# TASK GOAL
Write out the whole listing, matching it exactly.
· · · ·
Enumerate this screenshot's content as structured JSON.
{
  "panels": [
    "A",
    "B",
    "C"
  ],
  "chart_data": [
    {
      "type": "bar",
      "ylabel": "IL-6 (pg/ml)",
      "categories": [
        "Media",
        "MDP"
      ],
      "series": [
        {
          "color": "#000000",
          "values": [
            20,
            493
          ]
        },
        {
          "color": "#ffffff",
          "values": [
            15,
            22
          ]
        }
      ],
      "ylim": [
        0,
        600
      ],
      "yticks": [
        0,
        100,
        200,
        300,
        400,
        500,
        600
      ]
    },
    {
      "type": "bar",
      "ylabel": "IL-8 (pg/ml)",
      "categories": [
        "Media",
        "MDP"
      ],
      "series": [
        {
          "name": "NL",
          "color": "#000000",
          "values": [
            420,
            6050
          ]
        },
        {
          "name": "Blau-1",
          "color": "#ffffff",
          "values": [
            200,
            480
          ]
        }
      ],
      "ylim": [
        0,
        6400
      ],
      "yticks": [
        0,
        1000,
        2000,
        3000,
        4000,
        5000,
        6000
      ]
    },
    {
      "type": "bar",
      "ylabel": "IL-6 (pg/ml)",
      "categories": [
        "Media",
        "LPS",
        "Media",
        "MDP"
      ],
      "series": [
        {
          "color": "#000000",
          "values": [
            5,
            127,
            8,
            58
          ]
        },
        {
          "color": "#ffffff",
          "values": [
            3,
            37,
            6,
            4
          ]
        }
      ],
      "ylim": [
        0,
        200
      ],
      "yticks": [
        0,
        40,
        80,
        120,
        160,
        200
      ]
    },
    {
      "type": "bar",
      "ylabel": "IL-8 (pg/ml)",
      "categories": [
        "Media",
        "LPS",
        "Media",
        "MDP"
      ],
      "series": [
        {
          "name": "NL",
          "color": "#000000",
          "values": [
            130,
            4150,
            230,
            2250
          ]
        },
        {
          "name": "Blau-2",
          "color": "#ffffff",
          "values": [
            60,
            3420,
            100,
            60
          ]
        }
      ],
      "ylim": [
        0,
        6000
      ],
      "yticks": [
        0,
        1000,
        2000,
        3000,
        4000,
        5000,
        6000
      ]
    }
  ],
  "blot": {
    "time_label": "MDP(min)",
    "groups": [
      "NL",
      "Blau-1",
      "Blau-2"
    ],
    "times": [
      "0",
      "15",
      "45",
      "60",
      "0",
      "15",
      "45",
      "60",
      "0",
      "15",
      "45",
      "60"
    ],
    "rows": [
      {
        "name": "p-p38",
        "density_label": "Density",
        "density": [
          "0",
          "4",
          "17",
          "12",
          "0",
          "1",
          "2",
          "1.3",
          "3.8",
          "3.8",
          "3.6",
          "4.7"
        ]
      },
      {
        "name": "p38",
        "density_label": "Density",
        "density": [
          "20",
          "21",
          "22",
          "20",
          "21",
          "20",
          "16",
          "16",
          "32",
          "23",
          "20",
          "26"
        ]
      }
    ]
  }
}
· · · ·
# FULL RESPONSE
Enumerate this screenshot's content as structured JSON.
{
  "panels": [
    "A",
    "B",
    "C"
  ],
  "chart_data": [
    {
      "type": "bar",
      "ylabel": "IL-6 (pg/ml)",
      "categories": [
        "Media",
        "MDP"
      ],
      "series": [
        {
          "color": "#000000",
          "values": [
            20,
            493
          ]
        },
        {
          "color": "#ffffff",
          "values": [
            15,
            22
          ]
        }
      ],
      "ylim": [
        0,
        600
      ],
      "yticks": [
        0,
        100,
        200,
        300,
        400,
        500,
        600
      ]
    },
    {
      "type": "bar",
      "ylabel": "IL-8 (pg/ml)",
      "categories": [
        "Media",
        "MDP"
      ],
      "series": [
        {
          "name": "NL",
          "color": "#000000",
          "values": [
            420,
            6050
          ]
        },
        {
          "name": "Blau-1",
          "color": "#ffffff",
          "values": [
            200,
            480
          ]
        }
      ],
      "ylim": [
        0,
        6400
      ],
      "yticks": [
        0,
        1000,
        2000,
        3000,
        4000,
        5000,
        6000
      ]
    },
    {
      "type": "bar",
      "ylabel": "IL-6 (pg/ml)",
      "categories": [
        "Media",
        "LPS",
        "Media",
        "MDP"
      ],
      "series": [
        {
          "color": "#000000",
          "values": [
            5,
            127,
            8,
            58
          ]
        },
        {
          "color": "#ffffff",
          "values": [
            3,
            37,
            6,
            4
          ]
        }
      ],
      "ylim": [
        0,
        200
      ],
      "yticks": [
        0,
        40,
        80,
        120,
        160,
        200
      ]
    },
    {
      "type": "bar",
      "ylabel": "IL-8 (pg/ml)",
      "categories": [
        "Media",
        "LPS",
        "Media",
        "MDP"
      ],
      "series": [
        {
          "name": "NL",
          "color": "#000000",
          "values": [
            130,
            4150,
            230,
            2250
          ]
        },
        {
          "name": "Blau-2",
          "color": "#ffffff",
          "values": [
            60,
            3420,
            100,
            60
          ]
        }
      ],
      "ylim": [
        0,
        6000
      ],
      "yticks": [
        0,
        1000,
        2000,
        3000,
        4000,
        5000,
        6000
      ]
    }
  ],
  "blot": {
    "time_label": "MDP(min)",
    "groups": [
      "NL",
      "Blau-1",
      "Blau-2"
    ],
    "times": [
      "0",
      "15",
      "45",
      "60",
      "0",
      "15",
      "45",
      "60",
      "0",
      "15",
      "45",
      "60"
    ],
    "rows": [
      {
        "name": "p-p38",
        "density_label": "Density",
        "density": [
          "0",
          "4",
          "17",
          "12",
          "0",
          "1",
          "2",
          "1.3",
          "3.8",
          "3.8",
          "3.6",
          "4.7"
        ]
      },
      {
        "name": "p38",
        "density_label": "Density",
        "density": [
          "20",
          "21",
          "22",
          "20",
          "21",
          "20",
          "16",
          "16",
          "32",
          "23",
          "20",
          "26"
        ]
      }
    ]
  }
}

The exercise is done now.